• Data supplied:
○ ○ ○ ○ ○

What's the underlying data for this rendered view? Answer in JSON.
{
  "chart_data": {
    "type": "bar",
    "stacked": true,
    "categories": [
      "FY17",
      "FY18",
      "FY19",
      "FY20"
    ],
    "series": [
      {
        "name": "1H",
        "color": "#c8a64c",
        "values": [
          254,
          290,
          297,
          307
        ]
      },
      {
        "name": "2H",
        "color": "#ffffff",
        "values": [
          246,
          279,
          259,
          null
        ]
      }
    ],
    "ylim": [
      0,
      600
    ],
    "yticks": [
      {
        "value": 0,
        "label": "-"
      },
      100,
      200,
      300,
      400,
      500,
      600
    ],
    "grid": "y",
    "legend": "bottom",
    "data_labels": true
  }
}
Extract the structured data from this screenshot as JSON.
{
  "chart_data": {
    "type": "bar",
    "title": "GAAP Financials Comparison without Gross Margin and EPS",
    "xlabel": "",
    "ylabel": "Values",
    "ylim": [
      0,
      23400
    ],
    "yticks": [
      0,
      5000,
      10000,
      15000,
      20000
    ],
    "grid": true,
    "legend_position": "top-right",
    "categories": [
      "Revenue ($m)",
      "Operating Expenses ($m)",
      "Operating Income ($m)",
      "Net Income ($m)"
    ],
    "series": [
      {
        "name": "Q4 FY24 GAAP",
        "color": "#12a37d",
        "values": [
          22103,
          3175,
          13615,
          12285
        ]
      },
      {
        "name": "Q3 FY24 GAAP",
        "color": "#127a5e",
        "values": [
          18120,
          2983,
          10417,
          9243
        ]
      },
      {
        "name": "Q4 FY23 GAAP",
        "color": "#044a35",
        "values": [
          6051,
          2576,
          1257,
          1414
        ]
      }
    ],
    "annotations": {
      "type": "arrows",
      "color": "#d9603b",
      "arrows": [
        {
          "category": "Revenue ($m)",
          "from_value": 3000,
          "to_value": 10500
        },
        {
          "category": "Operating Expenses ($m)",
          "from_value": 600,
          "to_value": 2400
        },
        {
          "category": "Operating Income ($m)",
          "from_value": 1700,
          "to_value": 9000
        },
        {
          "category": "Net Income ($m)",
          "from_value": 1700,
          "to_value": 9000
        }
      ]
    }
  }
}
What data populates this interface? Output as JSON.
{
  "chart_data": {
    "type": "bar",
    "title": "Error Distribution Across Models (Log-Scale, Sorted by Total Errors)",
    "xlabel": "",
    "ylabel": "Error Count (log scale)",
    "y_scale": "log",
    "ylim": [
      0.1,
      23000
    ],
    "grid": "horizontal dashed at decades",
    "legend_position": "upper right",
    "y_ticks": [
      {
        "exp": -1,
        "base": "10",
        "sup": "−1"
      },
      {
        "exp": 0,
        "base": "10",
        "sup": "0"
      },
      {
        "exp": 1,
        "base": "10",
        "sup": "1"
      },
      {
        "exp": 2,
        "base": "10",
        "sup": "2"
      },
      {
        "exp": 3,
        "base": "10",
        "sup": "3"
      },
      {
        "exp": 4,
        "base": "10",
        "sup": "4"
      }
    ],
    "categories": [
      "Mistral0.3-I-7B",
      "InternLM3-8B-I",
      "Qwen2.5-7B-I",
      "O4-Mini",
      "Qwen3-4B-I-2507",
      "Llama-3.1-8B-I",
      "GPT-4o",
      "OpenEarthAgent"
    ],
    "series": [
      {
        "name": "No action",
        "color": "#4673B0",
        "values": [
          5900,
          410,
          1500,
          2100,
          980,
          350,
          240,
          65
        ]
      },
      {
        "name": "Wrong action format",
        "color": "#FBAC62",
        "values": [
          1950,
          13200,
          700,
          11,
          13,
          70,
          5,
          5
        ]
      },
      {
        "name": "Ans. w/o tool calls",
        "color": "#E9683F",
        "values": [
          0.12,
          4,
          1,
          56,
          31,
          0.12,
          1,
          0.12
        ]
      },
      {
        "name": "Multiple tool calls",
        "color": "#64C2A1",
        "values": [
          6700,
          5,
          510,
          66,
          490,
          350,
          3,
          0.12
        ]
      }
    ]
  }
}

○ ○ ○ ○ ○

• Exercise directions:
Copy out every line of the data above, exactly as given.

• Result:
What's the underlying data for this rendered view? Answer in JSON.
{
  "chart_data": {
    "type": "bar",
    "stacked": true,
    "categories": [
      "FY17",
      "FY18",
      "FY19",
      "FY20"
    ],
    "series": [
      {
        "name": "1H",
        "color": "#c8a64c",
        "values": [
          254,
          290,
          297,
          307
        ]
      },
      {
        "name": "2H",
        "color": "#ffffff",
        "values": [
          246,
          279,
          259,
          null
        ]
      }
    ],
    "ylim": [
      0,
      600
    ],
    "yticks": [
      {
        "value": 0,
        "label": "-"
      },
      100,
      200,
      300,
      400,
      500,
      600
    ],
    "grid": "y",
    "legend": "bottom",
    "data_labels": true
  }
}
Extract the structured data from this screenshot as JSON.
{
  "chart_data": {
    "type": "bar",
    "title": "GAAP Financials Comparison without Gross Margin and EPS",
    "xlabel": "",
    "ylabel": "Values",
    "ylim": [
      0,
      23400
    ],
    "yticks": [
      0,
      5000,
      10000,
      15000,
      20000
    ],
    "grid": true,
    "legend_position": "top-right",
    "categories": [
      "Revenue ($m)",
      "Operating Expenses ($m)",
      "Operating Income ($m)",
      "Net Income ($m)"
    ],
    "series": [
      {
        "name": "Q4 FY24 GAAP",
        "color": "#12a37d",
        "values": [
          22103,
          3175,
          13615,
          12285
        ]
      },
      {
        "name": "Q3 FY24 GAAP",
        "color": "#127a5e",
        "values": [
          18120,
          2983,
          10417,
          9243
        ]
      },
      {
        "name": "Q4 FY23 GAAP",
        "color": "#044a35",
        "values": [
          6051,
          2576,
          1257,
          1414
        ]
      }
    ],
    "annotations": {
      "type": "arrows",
      "color": "#d9603b",
      "arrows": [
        {
          "category": "Revenue ($m)",
          "from_value": 3000,
          "to_value": 10500
        },
        {
          "category": "Operating Expenses ($m)",
          "from_value": 600,
          "to_value": 2400
        },
        {
          "category": "Operating Income ($m)",
          "from_value": 1700,
          "to_value": 9000
        },
        {
          "category": "Net Income ($m)",
          "from_value": 1700,
          "to_value": 9000
        }
      ]
    }
  }
}
What data populates this interface? Output as JSON.
{
  "chart_data": {
    "type": "bar",
    "title": "Error Distribution Across Models (Log-Scale, Sorted by Total Errors)",
    "xlabel": "",
    "ylabel": "Error Count (log scale)",
    "y_scale": "log",
    "ylim": [
      0.1,
      23000
    ],
    "grid": "horizontal dashed at decades",
    "legend_position": "upper right",
    "y_ticks": [
      {
        "exp": -1,
        "base": "10",
        "sup": "−1"
      },
      {
        "exp": 0,
        "base": "10",
        "sup": "0"
      },
      {
        "exp": 1,
        "base": "10",
        "sup": "1"
      },
      {
        "exp": 2,
        "base": "10",
        "sup": "2"
      },
      {
        "exp": 3,
        "base": "10",
        "sup": "3"
      },
      {
        "exp": 4,
        "base": "10",
        "sup": "4"
      }
    ],
    "categories": [
      "Mistral0.3-I-7B",
      "InternLM3-8B-I",
      "Qwen2.5-7B-I",
      "O4-Mini",
      "Qwen3-4B-I-2507",
      "Llama-3.1-8B-I",
      "GPT-4o",
      "OpenEarthAgent"
    ],
    "series": [
      {
        "name": "No action",
        "color": "#4673B0",
        "values": [
          5900,
          410,
          1500,
          2100,
          980,
          350,
          240,
          65
        ]
      },
      {
        "name": "Wrong action format",
        "color": "#FBAC62",
        "values": [
          1950,
          13200,
          700,
          11,
          13,
          70,
          5,
          5
        ]
      },
      {
        "name": "Ans. w/o tool calls",
        "color": "#E9683F",
        "values": [
          0.12,
          4,
          1,
          56,
          31,
          0.12,
          1,
          0.12
        ]
      },
      {
        "name": "Multiple tool calls",
        "color": "#64C2A1",
        "values": [
          6700,
          5,
          510,
          66,
          490,
          350,
          3,
          0.12
        ]
      }
    ]
  }
}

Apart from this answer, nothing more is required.